Direction >> Reply with one number: the count of lines in the records below that hold "name".

The input >>

----

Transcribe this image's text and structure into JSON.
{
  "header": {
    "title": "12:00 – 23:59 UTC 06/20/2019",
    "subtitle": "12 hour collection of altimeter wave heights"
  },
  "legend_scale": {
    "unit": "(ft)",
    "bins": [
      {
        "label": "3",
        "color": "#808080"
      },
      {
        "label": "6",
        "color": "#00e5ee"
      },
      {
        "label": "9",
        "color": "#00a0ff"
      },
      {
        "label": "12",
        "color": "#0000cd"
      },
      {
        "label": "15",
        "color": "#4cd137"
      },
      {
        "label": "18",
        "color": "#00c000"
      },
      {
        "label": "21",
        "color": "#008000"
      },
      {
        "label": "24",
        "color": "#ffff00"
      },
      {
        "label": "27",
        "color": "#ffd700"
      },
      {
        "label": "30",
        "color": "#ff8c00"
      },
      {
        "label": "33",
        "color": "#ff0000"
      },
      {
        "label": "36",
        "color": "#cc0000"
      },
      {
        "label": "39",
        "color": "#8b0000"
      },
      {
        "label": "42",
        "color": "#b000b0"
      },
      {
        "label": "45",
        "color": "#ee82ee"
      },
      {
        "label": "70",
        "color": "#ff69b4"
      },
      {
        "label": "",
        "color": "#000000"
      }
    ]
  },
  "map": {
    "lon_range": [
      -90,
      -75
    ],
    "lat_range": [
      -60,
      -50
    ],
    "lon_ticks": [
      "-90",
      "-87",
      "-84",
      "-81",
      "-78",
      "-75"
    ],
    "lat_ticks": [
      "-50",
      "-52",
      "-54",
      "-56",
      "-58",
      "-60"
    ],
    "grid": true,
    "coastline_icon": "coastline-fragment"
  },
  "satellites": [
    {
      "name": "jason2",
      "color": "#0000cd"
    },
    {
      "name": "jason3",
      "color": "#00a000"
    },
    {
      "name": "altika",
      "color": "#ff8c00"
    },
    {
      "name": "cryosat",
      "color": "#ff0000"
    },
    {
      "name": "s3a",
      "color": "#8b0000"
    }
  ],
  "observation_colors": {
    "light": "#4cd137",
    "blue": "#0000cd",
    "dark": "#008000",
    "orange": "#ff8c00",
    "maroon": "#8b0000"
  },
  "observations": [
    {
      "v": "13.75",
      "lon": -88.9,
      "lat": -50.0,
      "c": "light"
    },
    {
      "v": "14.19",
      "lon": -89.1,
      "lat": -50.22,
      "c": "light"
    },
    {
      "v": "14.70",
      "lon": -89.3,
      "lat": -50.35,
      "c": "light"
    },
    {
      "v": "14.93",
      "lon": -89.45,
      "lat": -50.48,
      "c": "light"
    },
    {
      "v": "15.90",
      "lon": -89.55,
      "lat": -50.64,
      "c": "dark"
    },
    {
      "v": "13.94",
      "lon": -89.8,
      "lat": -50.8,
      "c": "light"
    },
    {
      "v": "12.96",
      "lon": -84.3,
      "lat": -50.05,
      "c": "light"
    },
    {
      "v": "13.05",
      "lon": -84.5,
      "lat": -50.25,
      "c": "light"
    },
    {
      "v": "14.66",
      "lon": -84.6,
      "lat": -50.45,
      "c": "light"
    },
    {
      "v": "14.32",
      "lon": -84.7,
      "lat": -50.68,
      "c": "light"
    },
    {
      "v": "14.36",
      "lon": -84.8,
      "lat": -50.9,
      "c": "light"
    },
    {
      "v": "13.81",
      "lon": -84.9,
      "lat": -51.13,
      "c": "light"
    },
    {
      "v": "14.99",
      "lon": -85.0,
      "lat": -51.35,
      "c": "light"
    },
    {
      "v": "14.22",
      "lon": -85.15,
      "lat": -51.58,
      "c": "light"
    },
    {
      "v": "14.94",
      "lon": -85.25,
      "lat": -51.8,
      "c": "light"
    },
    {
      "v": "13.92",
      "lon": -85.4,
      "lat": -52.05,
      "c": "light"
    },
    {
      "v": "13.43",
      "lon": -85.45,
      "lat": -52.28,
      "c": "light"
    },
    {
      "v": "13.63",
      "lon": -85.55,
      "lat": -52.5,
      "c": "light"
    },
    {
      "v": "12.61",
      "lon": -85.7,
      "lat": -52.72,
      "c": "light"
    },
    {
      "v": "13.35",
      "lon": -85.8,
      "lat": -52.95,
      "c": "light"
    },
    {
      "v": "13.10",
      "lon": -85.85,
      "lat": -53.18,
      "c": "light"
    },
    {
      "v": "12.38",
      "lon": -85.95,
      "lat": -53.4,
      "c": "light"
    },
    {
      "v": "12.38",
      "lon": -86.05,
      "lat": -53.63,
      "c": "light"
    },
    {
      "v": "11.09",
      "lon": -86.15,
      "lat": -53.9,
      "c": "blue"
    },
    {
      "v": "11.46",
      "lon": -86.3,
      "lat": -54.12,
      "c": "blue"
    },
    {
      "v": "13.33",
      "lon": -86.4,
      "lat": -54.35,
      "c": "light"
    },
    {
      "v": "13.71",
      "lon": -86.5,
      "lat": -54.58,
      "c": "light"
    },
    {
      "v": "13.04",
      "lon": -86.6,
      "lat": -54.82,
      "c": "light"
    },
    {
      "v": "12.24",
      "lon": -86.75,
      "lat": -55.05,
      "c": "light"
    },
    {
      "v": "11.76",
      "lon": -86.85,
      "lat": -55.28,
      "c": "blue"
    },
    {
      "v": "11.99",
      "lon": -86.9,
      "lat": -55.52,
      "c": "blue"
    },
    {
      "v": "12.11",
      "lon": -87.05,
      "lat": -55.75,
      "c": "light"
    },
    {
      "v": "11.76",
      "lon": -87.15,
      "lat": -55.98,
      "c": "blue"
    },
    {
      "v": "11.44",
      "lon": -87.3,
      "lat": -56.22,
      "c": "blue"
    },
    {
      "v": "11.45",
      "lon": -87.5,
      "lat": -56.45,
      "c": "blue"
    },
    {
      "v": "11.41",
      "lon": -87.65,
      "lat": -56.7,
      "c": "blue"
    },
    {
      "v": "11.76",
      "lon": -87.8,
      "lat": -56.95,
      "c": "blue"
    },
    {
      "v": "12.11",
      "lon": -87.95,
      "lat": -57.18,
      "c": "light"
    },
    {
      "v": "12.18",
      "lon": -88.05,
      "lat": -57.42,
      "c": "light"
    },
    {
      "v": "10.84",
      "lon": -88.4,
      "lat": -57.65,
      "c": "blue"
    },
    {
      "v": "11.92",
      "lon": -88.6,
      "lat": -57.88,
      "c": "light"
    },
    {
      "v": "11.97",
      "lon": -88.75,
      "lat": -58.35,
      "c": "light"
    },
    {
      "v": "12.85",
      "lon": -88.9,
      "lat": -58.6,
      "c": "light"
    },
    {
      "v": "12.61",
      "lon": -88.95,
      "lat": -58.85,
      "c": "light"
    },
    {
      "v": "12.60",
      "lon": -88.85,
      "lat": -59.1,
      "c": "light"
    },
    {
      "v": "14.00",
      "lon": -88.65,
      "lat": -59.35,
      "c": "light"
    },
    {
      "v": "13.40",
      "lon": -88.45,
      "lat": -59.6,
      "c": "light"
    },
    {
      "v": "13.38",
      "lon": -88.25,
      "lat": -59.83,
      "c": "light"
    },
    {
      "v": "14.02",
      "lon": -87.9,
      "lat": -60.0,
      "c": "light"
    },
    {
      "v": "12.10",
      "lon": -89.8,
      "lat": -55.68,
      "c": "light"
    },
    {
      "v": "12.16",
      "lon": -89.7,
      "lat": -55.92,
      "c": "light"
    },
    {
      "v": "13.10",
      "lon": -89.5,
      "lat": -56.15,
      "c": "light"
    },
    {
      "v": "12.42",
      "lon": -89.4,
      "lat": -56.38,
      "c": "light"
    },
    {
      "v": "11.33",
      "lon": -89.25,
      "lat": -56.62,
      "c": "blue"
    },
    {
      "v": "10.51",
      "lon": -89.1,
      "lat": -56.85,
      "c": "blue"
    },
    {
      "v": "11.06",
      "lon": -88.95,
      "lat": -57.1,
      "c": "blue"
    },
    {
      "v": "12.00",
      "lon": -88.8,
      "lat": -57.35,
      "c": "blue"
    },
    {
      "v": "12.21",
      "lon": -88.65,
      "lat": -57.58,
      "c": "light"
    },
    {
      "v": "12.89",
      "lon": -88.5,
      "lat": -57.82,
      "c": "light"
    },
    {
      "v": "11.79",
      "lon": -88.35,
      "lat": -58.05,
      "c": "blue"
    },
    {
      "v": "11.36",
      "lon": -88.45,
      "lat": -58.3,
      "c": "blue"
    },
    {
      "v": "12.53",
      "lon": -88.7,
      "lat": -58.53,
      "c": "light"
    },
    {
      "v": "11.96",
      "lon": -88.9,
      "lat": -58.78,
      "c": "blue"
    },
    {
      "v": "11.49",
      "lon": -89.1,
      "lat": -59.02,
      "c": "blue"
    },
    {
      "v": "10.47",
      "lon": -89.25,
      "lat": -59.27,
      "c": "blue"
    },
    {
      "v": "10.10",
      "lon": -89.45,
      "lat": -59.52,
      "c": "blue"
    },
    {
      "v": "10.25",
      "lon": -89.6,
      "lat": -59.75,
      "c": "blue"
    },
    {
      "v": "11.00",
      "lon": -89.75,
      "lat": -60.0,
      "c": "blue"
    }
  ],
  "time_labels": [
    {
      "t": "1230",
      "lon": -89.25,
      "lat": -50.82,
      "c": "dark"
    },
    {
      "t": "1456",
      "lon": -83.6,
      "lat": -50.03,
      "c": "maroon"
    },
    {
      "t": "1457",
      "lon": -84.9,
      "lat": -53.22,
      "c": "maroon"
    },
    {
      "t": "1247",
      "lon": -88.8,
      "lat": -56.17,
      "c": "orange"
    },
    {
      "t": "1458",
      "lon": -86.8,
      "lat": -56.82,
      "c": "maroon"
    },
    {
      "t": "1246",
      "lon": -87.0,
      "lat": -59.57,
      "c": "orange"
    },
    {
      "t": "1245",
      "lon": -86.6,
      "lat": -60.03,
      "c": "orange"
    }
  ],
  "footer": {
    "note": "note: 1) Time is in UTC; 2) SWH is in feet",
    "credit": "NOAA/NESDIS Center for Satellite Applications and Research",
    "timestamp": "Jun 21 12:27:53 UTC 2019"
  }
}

----

Exercise solution >> 5